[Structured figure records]
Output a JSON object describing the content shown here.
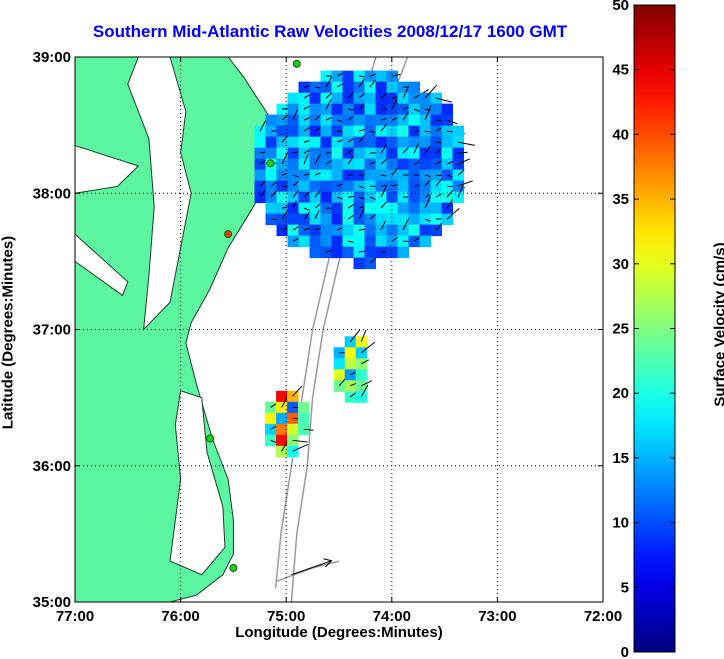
{
  "chart_data": {
    "type": "heatmap",
    "title": "Southern Mid-Atlantic Raw Velocities 2008/12/17 1600 GMT",
    "xlabel": "Longitude (Degrees:Minutes)",
    "ylabel": "Latitude (Degrees:Minutes)",
    "colorbar_label": "Surface Velocity (cm/s)",
    "xlim": [
      -77,
      -72
    ],
    "ylim": [
      35,
      39
    ],
    "x_ticks": [
      "77:00",
      "76:00",
      "75:00",
      "74:00",
      "73:00",
      "72:00"
    ],
    "y_ticks": [
      "39:00",
      "38:00",
      "37:00",
      "36:00",
      "35:00"
    ],
    "colorbar_range": [
      0,
      50
    ],
    "colorbar_ticks": [
      "50",
      "45",
      "40",
      "35",
      "30",
      "25",
      "20",
      "15",
      "10",
      "5",
      "0"
    ],
    "grid": "dotted",
    "colors": {
      "land": "#5cf5a0",
      "title": "#0000ff",
      "bathymetry": "#9a9a9a",
      "vectors": "#000000"
    },
    "velocity_regions": [
      {
        "lon_range": [
          -75.3,
          -73.3
        ],
        "lat_range": [
          37.5,
          38.9
        ],
        "speed_range": [
          8,
          20
        ]
      },
      {
        "lon_range": [
          -74.55,
          -74.2
        ],
        "lat_range": [
          36.45,
          36.95
        ],
        "speed_range": [
          12,
          35
        ]
      },
      {
        "lon_range": [
          -75.2,
          -74.8
        ],
        "lat_range": [
          36.1,
          36.55
        ],
        "speed_range": [
          10,
          48
        ]
      }
    ],
    "stations": [
      {
        "lon": -74.9,
        "lat": 38.95,
        "color": "#22cc22"
      },
      {
        "lon": -75.15,
        "lat": 38.22,
        "color": "#22cc22"
      },
      {
        "lon": -75.55,
        "lat": 37.7,
        "color": "#ff3300"
      },
      {
        "lon": -75.72,
        "lat": 36.2,
        "color": "#22cc22"
      },
      {
        "lon": -75.5,
        "lat": 35.25,
        "color": "#22cc22"
      }
    ],
    "reference_vector_label": ""
  }
}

# Task instructions:
Make an exact copy of the records above, with the pictures left out.

# Solution to this task:
Output a JSON object describing the content shown here.
{
  "chart_data": {
    "type": "heatmap",
    "title": "Southern Mid-Atlantic Raw Velocities 2008/12/17 1600 GMT",
    "xlabel": "Longitude (Degrees:Minutes)",
    "ylabel": "Latitude (Degrees:Minutes)",
    "colorbar_label": "Surface Velocity (cm/s)",
    "xlim": [
      -77,
      -72
    ],
    "ylim": [
      35,
      39
    ],
    "x_ticks": [
      "77:00",
      "76:00",
      "75:00",
      "74:00",
      "73:00",
      "72:00"
    ],
    "y_ticks": [
      "39:00",
      "38:00",
      "37:00",
      "36:00",
      "35:00"
    ],
    "colorbar_range": [
      0,
      50
    ],
    "colorbar_ticks": [
      "50",
      "45",
      "40",
      "35",
      "30",
      "25",
      "20",
      "15",
      "10",
      "5",
      "0"
    ],
    "grid": "dotted",
    "colors": {
      "land": "#5cf5a0",
      "title": "#0000ff",
      "bathymetry": "#9a9a9a",
      "vectors": "#000000"
    },
    "velocity_regions": [
      {
        "lon_range": [
          -75.3,
          -73.3
        ],
        "lat_range": [
          37.5,
          38.9
        ],
        "speed_range": [
          8,
          20
        ]
      },
      {
        "lon_range": [
          -74.55,
          -74.2
        ],
        "lat_range": [
          36.45,
          36.95
        ],
        "speed_range": [
          12,
          35
        ]
      },
      {
        "lon_range": [
          -75.2,
          -74.8
        ],
        "lat_range": [
          36.1,
          36.55
        ],
        "speed_range": [
          10,
          48
        ]
      }
    ],
    "stations": [
      {
        "lon": -74.9,
        "lat": 38.95,
        "color": "#22cc22"
      },
      {
        "lon": -75.15,
        "lat": 38.22,
        "color": "#22cc22"
      },
      {
        "lon": -75.55,
        "lat": 37.7,
        "color": "#ff3300"
      },
      {
        "lon": -75.72,
        "lat": 36.2,
        "color": "#22cc22"
      },
      {
        "lon": -75.5,
        "lat": 35.25,
        "color": "#22cc22"
      }
    ],
    "reference_vector_label": ""
  }
}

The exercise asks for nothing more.